Figure record extracts

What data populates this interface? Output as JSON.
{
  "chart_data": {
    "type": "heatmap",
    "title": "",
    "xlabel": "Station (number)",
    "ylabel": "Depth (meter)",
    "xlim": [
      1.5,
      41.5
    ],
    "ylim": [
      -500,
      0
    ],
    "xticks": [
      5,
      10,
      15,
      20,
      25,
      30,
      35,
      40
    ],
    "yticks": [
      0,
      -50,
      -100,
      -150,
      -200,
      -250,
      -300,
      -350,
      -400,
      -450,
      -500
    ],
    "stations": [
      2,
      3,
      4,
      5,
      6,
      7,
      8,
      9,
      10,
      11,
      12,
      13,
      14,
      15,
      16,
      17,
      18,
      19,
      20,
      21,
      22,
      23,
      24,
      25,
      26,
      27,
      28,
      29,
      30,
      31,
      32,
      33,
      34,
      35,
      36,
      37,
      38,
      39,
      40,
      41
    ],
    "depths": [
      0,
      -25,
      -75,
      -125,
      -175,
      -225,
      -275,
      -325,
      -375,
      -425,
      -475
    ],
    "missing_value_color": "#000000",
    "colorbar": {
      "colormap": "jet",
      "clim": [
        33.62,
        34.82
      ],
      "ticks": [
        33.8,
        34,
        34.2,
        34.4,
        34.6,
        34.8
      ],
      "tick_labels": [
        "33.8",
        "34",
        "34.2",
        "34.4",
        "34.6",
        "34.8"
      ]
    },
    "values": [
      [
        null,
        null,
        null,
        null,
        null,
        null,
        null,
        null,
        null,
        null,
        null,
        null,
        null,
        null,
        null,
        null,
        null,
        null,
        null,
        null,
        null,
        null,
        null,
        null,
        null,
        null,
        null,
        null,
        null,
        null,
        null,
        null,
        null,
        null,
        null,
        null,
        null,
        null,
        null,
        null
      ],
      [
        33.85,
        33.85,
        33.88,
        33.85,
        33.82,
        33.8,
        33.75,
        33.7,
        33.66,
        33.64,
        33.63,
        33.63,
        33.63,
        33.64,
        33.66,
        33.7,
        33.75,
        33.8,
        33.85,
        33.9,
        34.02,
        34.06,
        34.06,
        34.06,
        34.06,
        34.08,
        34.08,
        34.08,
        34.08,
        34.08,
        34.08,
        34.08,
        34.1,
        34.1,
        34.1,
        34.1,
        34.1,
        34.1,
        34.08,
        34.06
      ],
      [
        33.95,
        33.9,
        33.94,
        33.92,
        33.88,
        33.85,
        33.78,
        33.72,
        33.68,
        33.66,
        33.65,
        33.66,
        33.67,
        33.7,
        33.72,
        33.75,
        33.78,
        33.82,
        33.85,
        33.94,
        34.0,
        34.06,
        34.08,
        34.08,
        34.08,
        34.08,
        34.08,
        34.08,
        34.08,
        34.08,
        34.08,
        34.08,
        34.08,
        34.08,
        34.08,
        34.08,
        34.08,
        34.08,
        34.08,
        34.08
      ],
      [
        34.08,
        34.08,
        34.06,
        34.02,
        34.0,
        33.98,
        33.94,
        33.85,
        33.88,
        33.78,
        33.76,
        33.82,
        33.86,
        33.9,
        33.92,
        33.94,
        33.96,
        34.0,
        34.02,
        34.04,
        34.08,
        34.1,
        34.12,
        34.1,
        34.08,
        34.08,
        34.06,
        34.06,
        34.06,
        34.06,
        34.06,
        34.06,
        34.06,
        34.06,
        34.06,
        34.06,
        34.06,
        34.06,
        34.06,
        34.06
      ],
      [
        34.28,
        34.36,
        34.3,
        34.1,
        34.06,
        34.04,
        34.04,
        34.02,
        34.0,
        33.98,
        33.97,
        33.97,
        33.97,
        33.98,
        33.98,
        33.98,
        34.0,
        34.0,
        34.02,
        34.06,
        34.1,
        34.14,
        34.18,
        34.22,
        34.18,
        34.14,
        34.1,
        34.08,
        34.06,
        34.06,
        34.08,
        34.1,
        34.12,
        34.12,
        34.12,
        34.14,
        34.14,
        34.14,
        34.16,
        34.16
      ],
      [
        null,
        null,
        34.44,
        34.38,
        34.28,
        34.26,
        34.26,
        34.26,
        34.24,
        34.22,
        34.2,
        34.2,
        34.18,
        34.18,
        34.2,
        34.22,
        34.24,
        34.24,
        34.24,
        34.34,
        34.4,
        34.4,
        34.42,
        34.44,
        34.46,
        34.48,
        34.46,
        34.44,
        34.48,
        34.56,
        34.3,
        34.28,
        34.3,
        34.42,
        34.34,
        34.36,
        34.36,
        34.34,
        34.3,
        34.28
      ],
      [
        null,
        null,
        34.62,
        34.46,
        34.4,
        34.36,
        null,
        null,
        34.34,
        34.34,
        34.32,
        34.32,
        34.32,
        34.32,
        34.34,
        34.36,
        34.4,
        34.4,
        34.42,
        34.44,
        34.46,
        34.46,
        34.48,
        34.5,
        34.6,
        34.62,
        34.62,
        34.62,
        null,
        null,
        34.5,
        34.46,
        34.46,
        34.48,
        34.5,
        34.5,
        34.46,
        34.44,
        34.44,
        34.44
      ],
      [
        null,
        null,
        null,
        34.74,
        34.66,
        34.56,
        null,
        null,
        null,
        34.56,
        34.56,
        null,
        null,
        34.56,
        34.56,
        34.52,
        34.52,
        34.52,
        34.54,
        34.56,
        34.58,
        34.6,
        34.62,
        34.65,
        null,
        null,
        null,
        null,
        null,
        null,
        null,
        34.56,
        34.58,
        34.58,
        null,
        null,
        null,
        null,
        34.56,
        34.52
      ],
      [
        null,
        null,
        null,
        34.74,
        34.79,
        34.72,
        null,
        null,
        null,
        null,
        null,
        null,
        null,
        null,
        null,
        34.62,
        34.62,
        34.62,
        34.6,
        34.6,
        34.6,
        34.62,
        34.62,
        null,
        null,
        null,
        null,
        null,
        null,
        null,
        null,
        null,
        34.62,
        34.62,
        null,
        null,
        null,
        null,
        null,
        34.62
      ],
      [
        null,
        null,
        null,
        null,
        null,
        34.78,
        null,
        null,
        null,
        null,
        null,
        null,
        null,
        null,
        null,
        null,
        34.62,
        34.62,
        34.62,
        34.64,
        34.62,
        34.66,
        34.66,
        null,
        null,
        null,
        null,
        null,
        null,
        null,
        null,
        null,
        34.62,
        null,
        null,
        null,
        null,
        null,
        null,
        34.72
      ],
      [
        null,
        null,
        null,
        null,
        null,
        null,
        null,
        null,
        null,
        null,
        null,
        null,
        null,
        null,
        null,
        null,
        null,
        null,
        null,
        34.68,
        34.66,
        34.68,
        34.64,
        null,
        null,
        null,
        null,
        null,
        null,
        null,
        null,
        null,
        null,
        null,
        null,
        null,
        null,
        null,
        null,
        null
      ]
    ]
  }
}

---

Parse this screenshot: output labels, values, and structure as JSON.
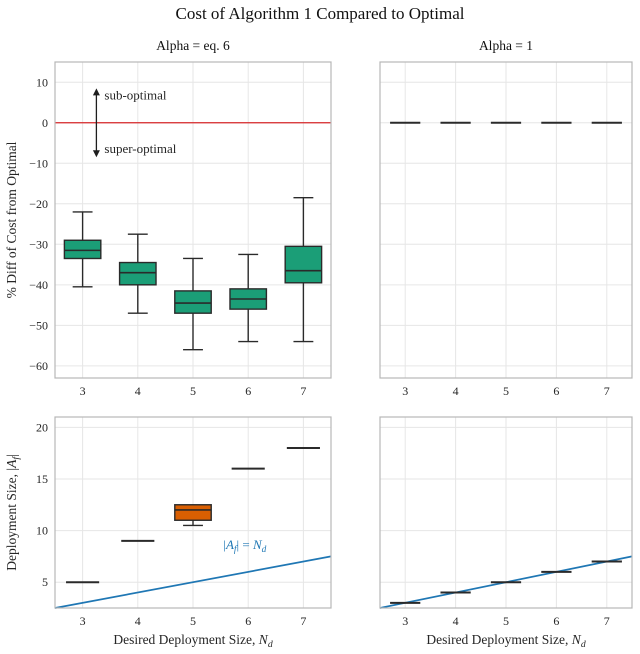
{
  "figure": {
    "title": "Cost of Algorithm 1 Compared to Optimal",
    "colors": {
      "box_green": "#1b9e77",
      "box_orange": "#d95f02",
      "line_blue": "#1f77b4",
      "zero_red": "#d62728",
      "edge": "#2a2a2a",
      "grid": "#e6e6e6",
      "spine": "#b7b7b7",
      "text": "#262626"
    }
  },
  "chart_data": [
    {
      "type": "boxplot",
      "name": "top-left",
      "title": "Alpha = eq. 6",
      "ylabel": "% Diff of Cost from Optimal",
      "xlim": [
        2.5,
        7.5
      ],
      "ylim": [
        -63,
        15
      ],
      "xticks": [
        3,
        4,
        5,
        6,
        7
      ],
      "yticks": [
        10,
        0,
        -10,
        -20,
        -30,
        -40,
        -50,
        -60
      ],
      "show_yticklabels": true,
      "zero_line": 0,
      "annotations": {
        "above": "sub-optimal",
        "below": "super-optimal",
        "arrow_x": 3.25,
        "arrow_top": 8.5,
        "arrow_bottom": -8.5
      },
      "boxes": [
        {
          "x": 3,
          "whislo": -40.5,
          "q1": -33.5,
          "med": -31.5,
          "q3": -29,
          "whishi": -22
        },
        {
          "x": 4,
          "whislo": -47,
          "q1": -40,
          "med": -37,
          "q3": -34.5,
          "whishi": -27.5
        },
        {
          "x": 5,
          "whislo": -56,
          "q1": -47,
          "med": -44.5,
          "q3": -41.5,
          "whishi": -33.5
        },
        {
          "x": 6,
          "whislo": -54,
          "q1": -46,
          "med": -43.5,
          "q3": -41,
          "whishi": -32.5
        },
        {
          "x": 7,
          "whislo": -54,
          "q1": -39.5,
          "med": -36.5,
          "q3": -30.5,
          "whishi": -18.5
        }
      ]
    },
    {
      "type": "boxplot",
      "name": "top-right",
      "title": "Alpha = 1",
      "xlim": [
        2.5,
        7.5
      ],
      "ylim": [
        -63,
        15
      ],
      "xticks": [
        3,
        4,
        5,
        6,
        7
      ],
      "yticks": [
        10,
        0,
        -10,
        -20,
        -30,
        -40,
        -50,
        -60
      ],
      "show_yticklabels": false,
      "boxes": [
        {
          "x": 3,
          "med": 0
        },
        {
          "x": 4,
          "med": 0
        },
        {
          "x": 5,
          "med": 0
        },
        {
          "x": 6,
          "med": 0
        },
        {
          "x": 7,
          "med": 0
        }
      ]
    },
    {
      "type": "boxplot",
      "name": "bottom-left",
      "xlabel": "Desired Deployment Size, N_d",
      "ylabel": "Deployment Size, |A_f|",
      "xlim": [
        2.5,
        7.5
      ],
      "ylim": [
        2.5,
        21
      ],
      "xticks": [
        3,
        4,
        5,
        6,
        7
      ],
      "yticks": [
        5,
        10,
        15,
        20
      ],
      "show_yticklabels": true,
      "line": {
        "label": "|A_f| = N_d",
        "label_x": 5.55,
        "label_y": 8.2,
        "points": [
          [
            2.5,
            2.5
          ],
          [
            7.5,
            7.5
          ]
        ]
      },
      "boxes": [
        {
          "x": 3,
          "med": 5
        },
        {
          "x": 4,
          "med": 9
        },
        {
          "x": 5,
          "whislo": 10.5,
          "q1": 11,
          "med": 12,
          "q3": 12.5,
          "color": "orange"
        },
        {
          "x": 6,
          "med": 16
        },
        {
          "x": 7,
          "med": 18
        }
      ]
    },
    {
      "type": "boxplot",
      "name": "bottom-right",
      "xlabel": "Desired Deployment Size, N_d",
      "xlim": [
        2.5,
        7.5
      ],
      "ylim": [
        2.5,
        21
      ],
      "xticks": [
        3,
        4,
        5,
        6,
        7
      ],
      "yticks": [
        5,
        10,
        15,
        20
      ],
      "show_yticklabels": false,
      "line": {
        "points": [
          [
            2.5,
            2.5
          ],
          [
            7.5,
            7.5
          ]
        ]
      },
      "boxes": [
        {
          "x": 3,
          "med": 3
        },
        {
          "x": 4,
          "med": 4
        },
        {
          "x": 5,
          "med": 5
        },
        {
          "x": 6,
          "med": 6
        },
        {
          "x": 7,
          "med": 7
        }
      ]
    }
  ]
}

*GIVEN TASK*
Your answer should be one number: how many lines of the listing include the word "values".

*CORRECT OUTPUT*
2